##### Task input

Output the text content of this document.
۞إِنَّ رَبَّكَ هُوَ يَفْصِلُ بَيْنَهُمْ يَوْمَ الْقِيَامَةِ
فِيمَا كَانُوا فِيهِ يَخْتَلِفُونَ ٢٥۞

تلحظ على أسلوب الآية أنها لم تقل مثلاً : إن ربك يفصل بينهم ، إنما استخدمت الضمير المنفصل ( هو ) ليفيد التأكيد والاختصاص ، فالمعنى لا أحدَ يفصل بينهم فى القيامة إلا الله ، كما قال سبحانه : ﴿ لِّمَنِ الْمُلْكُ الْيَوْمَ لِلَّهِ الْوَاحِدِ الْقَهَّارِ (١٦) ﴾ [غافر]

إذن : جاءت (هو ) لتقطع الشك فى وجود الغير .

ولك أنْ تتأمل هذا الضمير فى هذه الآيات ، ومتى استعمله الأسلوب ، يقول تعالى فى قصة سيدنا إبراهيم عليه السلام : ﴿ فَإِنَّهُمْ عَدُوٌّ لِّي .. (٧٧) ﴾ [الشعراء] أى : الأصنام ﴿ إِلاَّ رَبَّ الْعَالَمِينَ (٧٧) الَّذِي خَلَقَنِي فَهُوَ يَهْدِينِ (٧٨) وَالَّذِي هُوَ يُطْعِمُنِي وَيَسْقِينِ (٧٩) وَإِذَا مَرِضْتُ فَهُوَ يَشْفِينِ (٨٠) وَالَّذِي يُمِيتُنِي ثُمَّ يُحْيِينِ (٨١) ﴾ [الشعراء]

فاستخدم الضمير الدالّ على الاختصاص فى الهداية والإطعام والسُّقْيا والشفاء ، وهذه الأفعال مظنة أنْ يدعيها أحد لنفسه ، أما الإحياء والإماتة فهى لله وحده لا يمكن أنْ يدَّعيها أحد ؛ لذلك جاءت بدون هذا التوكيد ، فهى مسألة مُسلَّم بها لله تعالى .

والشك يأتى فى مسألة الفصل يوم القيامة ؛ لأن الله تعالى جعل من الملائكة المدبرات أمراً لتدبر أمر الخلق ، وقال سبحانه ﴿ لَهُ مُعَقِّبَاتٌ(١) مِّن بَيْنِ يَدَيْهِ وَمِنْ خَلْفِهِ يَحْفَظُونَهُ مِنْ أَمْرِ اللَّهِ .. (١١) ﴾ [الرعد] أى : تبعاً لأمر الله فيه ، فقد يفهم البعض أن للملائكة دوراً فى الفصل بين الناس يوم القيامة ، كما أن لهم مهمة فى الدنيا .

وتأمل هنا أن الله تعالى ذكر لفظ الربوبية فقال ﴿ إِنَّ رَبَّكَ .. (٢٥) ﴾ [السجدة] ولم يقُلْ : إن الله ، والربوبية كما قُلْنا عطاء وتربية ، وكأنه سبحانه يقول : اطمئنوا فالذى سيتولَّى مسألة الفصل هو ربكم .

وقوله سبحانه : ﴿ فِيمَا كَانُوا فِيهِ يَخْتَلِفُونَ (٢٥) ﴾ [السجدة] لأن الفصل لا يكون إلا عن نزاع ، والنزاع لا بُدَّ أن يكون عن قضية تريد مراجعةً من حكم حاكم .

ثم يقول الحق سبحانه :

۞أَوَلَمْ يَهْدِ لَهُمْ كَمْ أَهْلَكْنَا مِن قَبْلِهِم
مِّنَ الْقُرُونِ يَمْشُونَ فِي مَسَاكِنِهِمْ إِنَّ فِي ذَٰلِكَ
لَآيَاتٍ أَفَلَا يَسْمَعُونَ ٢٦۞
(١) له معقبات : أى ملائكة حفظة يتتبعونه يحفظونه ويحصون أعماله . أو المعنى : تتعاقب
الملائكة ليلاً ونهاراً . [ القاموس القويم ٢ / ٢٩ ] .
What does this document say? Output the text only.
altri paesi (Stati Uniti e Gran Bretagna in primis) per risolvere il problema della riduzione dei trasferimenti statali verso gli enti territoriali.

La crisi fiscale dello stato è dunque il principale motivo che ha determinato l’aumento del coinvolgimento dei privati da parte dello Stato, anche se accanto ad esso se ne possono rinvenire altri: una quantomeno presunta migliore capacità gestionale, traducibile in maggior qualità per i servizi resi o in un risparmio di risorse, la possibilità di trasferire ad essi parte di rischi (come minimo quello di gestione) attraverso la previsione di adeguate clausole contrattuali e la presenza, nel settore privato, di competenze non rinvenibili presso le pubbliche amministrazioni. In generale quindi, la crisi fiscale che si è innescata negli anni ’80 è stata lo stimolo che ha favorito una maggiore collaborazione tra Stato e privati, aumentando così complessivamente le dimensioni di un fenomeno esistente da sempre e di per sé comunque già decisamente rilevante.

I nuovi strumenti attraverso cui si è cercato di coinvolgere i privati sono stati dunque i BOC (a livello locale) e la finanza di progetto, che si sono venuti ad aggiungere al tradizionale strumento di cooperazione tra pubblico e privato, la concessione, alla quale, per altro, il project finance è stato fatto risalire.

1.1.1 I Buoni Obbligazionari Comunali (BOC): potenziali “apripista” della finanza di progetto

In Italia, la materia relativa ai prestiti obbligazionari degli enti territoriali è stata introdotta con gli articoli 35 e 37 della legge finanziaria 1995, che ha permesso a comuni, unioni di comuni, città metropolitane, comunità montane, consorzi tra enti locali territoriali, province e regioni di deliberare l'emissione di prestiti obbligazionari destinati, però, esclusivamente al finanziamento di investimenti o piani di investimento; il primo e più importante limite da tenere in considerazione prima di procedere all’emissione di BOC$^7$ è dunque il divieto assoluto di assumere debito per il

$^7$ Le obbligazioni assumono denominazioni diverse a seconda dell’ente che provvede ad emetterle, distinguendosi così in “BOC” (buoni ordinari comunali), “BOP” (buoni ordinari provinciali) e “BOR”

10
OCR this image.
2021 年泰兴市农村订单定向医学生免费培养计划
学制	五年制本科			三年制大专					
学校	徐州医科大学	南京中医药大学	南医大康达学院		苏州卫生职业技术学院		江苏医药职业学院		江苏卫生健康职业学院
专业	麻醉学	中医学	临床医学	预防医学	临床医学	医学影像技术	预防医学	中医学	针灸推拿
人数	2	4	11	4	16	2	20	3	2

##########

# Given request:
Your task is to print all of the records exactly.

# Correct answer:
Output the text content of this document.
۞إِنَّ رَبَّكَ هُوَ يَفْصِلُ بَيْنَهُمْ يَوْمَ الْقِيَامَةِ
فِيمَا كَانُوا فِيهِ يَخْتَلِفُونَ ٢٥۞

تلحظ على أسلوب الآية أنها لم تقل مثلاً : إن ربك يفصل بينهم ، إنما استخدمت الضمير المنفصل ( هو ) ليفيد التأكيد والاختصاص ، فالمعنى لا أحدَ يفصل بينهم فى القيامة إلا الله ، كما قال سبحانه : ﴿ لِّمَنِ الْمُلْكُ الْيَوْمَ لِلَّهِ الْوَاحِدِ الْقَهَّارِ (١٦) ﴾ [غافر]

إذن : جاءت (هو ) لتقطع الشك فى وجود الغير .

ولك أنْ تتأمل هذا الضمير فى هذه الآيات ، ومتى استعمله الأسلوب ، يقول تعالى فى قصة سيدنا إبراهيم عليه السلام : ﴿ فَإِنَّهُمْ عَدُوٌّ لِّي .. (٧٧) ﴾ [الشعراء] أى : الأصنام ﴿ إِلاَّ رَبَّ الْعَالَمِينَ (٧٧) الَّذِي خَلَقَنِي فَهُوَ يَهْدِينِ (٧٨) وَالَّذِي هُوَ يُطْعِمُنِي وَيَسْقِينِ (٧٩) وَإِذَا مَرِضْتُ فَهُوَ يَشْفِينِ (٨٠) وَالَّذِي يُمِيتُنِي ثُمَّ يُحْيِينِ (٨١) ﴾ [الشعراء]

فاستخدم الضمير الدالّ على الاختصاص فى الهداية والإطعام والسُّقْيا والشفاء ، وهذه الأفعال مظنة أنْ يدعيها أحد لنفسه ، أما الإحياء والإماتة فهى لله وحده لا يمكن أنْ يدَّعيها أحد ؛ لذلك جاءت بدون هذا التوكيد ، فهى مسألة مُسلَّم بها لله تعالى .

والشك يأتى فى مسألة الفصل يوم القيامة ؛ لأن الله تعالى جعل من الملائكة المدبرات أمراً لتدبر أمر الخلق ، وقال سبحانه ﴿ لَهُ مُعَقِّبَاتٌ(١) مِّن بَيْنِ يَدَيْهِ وَمِنْ خَلْفِهِ يَحْفَظُونَهُ مِنْ أَمْرِ اللَّهِ .. (١١) ﴾ [الرعد] أى : تبعاً لأمر الله فيه ، فقد يفهم البعض أن للملائكة دوراً فى الفصل بين الناس يوم القيامة ، كما أن لهم مهمة فى الدنيا .

وتأمل هنا أن الله تعالى ذكر لفظ الربوبية فقال ﴿ إِنَّ رَبَّكَ .. (٢٥) ﴾ [السجدة] ولم يقُلْ : إن الله ، والربوبية كما قُلْنا عطاء وتربية ، وكأنه سبحانه يقول : اطمئنوا فالذى سيتولَّى مسألة الفصل هو ربكم .

وقوله سبحانه : ﴿ فِيمَا كَانُوا فِيهِ يَخْتَلِفُونَ (٢٥) ﴾ [السجدة] لأن الفصل لا يكون إلا عن نزاع ، والنزاع لا بُدَّ أن يكون عن قضية تريد مراجعةً من حكم حاكم .

ثم يقول الحق سبحانه :

۞أَوَلَمْ يَهْدِ لَهُمْ كَمْ أَهْلَكْنَا مِن قَبْلِهِم
مِّنَ الْقُرُونِ يَمْشُونَ فِي مَسَاكِنِهِمْ إِنَّ فِي ذَٰلِكَ
لَآيَاتٍ أَفَلَا يَسْمَعُونَ ٢٦۞
(١) له معقبات : أى ملائكة حفظة يتتبعونه يحفظونه ويحصون أعماله . أو المعنى : تتعاقب
الملائكة ليلاً ونهاراً . [ القاموس القويم ٢ / ٢٩ ] .
What does this document say? Output the text only.
altri paesi (Stati Uniti e Gran Bretagna in primis) per risolvere il problema della riduzione dei trasferimenti statali verso gli enti territoriali.

La crisi fiscale dello stato è dunque il principale motivo che ha determinato l’aumento del coinvolgimento dei privati da parte dello Stato, anche se accanto ad esso se ne possono rinvenire altri: una quantomeno presunta migliore capacità gestionale, traducibile in maggior qualità per i servizi resi o in un risparmio di risorse, la possibilità di trasferire ad essi parte di rischi (come minimo quello di gestione) attraverso la previsione di adeguate clausole contrattuali e la presenza, nel settore privato, di competenze non rinvenibili presso le pubbliche amministrazioni. In generale quindi, la crisi fiscale che si è innescata negli anni ’80 è stata lo stimolo che ha favorito una maggiore collaborazione tra Stato e privati, aumentando così complessivamente le dimensioni di un fenomeno esistente da sempre e di per sé comunque già decisamente rilevante.

I nuovi strumenti attraverso cui si è cercato di coinvolgere i privati sono stati dunque i BOC (a livello locale) e la finanza di progetto, che si sono venuti ad aggiungere al tradizionale strumento di cooperazione tra pubblico e privato, la concessione, alla quale, per altro, il project finance è stato fatto risalire.

1.1.1 I Buoni Obbligazionari Comunali (BOC): potenziali “apripista” della finanza di progetto

In Italia, la materia relativa ai prestiti obbligazionari degli enti territoriali è stata introdotta con gli articoli 35 e 37 della legge finanziaria 1995, che ha permesso a comuni, unioni di comuni, città metropolitane, comunità montane, consorzi tra enti locali territoriali, province e regioni di deliberare l'emissione di prestiti obbligazionari destinati, però, esclusivamente al finanziamento di investimenti o piani di investimento; il primo e più importante limite da tenere in considerazione prima di procedere all’emissione di BOC$^7$ è dunque il divieto assoluto di assumere debito per il

$^7$ Le obbligazioni assumono denominazioni diverse a seconda dell’ente che provvede ad emetterle, distinguendosi così in “BOC” (buoni ordinari comunali), “BOP” (buoni ordinari provinciali) e “BOR”

10
OCR this image.
2021 年泰兴市农村订单定向医学生免费培养计划
学制	五年制本科			三年制大专					
学校	徐州医科大学	南京中医药大学	南医大康达学院		苏州卫生职业技术学院		江苏医药职业学院		江苏卫生健康职业学院
专业	麻醉学	中医学	临床医学	预防医学	临床医学	医学影像技术	预防医学	中医学	针灸推拿
人数	2	4	11	4	16	2	20	3	2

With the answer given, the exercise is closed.